Figure record listings:
## START

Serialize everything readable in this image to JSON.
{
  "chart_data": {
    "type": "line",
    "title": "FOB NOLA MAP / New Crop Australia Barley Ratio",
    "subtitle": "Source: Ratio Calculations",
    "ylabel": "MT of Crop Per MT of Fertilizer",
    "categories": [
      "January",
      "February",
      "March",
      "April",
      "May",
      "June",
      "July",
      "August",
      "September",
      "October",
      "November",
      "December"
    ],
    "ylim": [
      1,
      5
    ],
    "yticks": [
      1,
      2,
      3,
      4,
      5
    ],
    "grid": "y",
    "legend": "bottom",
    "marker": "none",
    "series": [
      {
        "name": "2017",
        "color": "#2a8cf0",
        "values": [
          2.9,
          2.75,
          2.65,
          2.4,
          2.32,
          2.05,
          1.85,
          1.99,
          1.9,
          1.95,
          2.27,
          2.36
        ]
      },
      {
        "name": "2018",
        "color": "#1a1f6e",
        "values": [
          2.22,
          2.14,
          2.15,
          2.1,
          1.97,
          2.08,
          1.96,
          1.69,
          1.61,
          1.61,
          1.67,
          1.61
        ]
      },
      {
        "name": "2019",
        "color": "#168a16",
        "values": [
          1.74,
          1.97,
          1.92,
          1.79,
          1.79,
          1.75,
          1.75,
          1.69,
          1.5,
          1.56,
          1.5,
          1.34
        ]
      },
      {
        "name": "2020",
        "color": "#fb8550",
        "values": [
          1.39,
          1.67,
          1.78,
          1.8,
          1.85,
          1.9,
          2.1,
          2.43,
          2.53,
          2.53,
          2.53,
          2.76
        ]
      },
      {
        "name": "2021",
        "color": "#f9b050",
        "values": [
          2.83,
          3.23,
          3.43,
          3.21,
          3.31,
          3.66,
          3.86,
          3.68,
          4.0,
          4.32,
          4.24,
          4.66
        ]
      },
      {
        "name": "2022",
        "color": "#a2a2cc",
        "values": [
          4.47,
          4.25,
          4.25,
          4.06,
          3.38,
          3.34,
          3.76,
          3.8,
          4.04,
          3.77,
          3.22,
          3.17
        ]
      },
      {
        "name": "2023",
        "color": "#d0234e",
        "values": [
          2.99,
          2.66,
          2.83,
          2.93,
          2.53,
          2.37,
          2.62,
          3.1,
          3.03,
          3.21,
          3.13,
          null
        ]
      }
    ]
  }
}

## END
## START

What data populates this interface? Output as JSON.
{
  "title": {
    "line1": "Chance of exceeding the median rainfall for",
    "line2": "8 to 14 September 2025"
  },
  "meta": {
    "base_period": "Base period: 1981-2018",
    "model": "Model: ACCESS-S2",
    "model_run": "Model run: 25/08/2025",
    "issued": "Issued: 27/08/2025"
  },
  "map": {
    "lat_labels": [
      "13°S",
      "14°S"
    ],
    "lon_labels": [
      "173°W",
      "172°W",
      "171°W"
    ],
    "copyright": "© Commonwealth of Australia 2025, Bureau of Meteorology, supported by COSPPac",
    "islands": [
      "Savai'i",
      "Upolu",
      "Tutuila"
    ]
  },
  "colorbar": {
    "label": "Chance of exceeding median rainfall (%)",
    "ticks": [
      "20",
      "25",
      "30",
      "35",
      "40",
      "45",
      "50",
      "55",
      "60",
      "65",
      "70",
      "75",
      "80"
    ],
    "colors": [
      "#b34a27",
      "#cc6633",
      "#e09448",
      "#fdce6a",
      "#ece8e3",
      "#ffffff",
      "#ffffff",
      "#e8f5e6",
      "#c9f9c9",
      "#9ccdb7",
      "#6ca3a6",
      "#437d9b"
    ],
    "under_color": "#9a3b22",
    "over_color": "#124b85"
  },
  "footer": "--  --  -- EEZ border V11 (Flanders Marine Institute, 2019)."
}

## END

From the entries above, copy out every line where the string "name" appears.

        "name": "2017",
        "name": "2018",
        "name": "2019",
        "name": "2020",
        "name": "2021",
        "name": "2022",
        "name": "2023",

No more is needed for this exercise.